Data entries:
- - -
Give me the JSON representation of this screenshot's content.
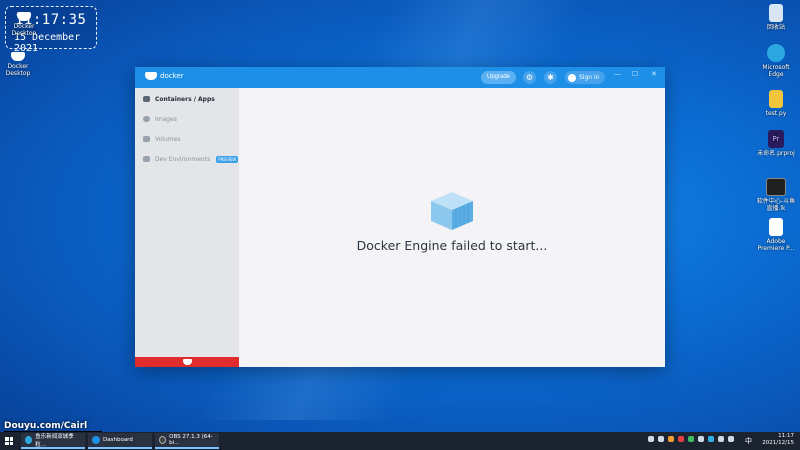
{
  "clock": {
    "time": "11:17:35",
    "date": "15 December 2021"
  },
  "desktop_left": [
    {
      "label": "Docker Desktop"
    },
    {
      "label": "Docker Desktop"
    }
  ],
  "desktop_right": [
    {
      "label": "回收站",
      "icon": "recycle-bin-icon",
      "color": "#d8e6f4"
    },
    {
      "label": "Microsoft Edge",
      "icon": "edge-icon",
      "color": "#2ba8e0"
    },
    {
      "label": "test.py",
      "icon": "python-file-icon",
      "color": "#f2c63c"
    },
    {
      "label": "未命名.prproj",
      "icon": "premiere-project-icon",
      "color": "#2a1a5e"
    },
    {
      "label": "软件中心-斗鱼直播.lk",
      "icon": "shortcut-icon",
      "color": "#202020"
    },
    {
      "label": "Adobe Premiere P...",
      "icon": "premiere-icon",
      "color": "#ffffff"
    }
  ],
  "window": {
    "logo_text": "docker",
    "upgrade_label": "Upgrade",
    "signin_label": "Sign in",
    "nav": [
      {
        "label": "Containers / Apps",
        "active": true
      },
      {
        "label": "Images",
        "active": false
      },
      {
        "label": "Volumes",
        "active": false
      },
      {
        "label": "Dev Environments",
        "active": false,
        "badge": "PREVIEW"
      }
    ],
    "message": "Docker Engine failed to start...",
    "status_color": "#e02c2c"
  },
  "watermark": "Douyu.com/Cairl",
  "taskbar": {
    "tasks": [
      {
        "label": "鱼乐新闻双城季 粒...",
        "color": "#2ba8e0"
      },
      {
        "label": "Dashboard",
        "color": "#1d8fe6"
      },
      {
        "label": "OBS 27.1.3 (64-bi...",
        "color": "#444444"
      }
    ],
    "ime": "中",
    "time": "11:17",
    "date": "2021/12/15"
  }
}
- - -
** Job **
Wherever "date" shows up in a line, copy that line.

** Full solution **
    "date": "15 December 2021"
    "date": "2021/12/15"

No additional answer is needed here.